INSTRUCTIONS TO FOLLOW: Return the listing below unchanged, minus its pictures.

PROVIDED RECORDS:
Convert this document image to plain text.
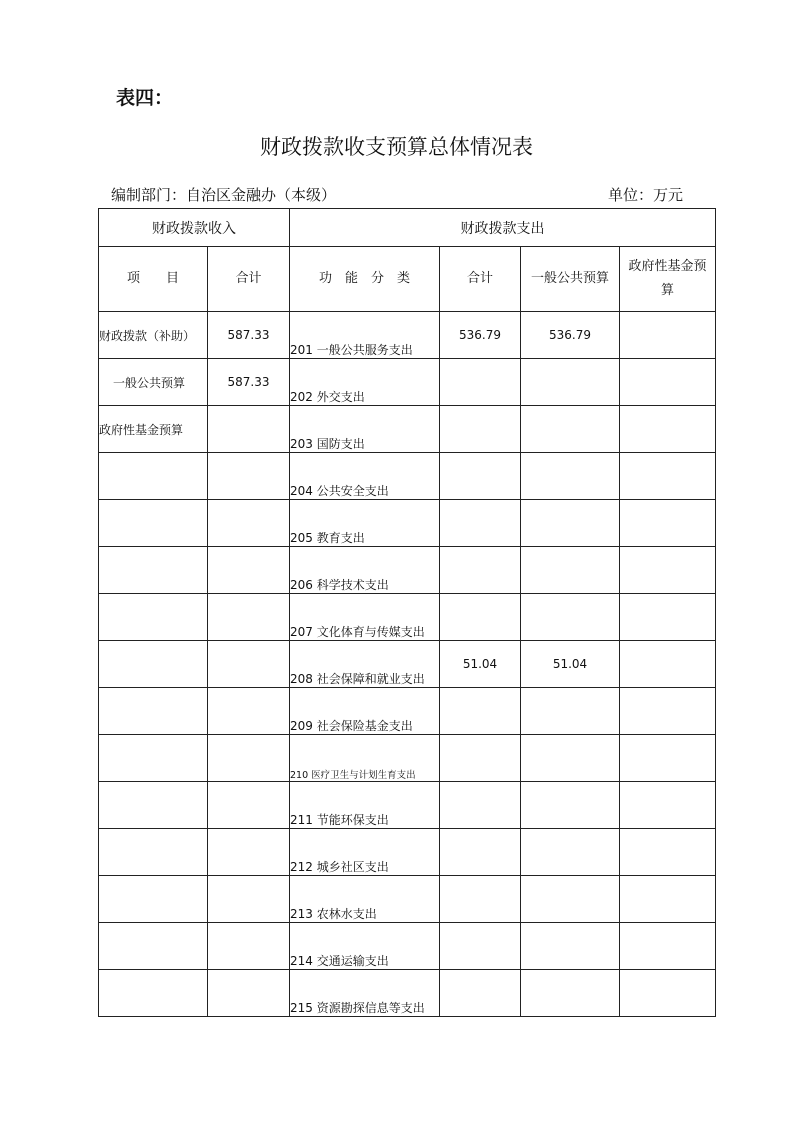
表四：
财政拨款收支预算总体情况表
编制部门：自治区金融办（本级）	单位：万元
财政拨款收入		财政拨款支出			
项　　目	合计	功　能　分　类	合计	一般公共预算	政府性基金预
算
财政拨款（补助）	587.33	201 一般公共服务支出	536.79	536.79	
一般公共预算	587.33	202 外交支出			
政府性基金预算		203 国防支出			
		204 公共安全支出			
		205 教育支出			
		206 科学技术支出			
		207 文化体育与传媒支出			
		208 社会保障和就业支出	51.04	51.04	
		209 社会保险基金支出			
		210 医疗卫生与计划生育支出			
		211 节能环保支出			
		212 城乡社区支出			
		213 农林水支出			
		214 交通运输支出			
		215 资源勘探信息等支出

COMPLETE ANSWER:
Convert this document image to plain text.
表四：
财政拨款收支预算总体情况表
编制部门：自治区金融办（本级）	单位：万元
财政拨款收入		财政拨款支出			
项　　目	合计	功　能　分　类	合计	一般公共预算	政府性基金预
算
财政拨款（补助）	587.33	201 一般公共服务支出	536.79	536.79	
一般公共预算	587.33	202 外交支出			
政府性基金预算		203 国防支出			
		204 公共安全支出			
		205 教育支出			
		206 科学技术支出			
		207 文化体育与传媒支出			
		208 社会保障和就业支出	51.04	51.04	
		209 社会保险基金支出			
		210 医疗卫生与计划生育支出			
		211 节能环保支出			
		212 城乡社区支出			
		213 农林水支出			
		214 交通运输支出			
		215 资源勘探信息等支出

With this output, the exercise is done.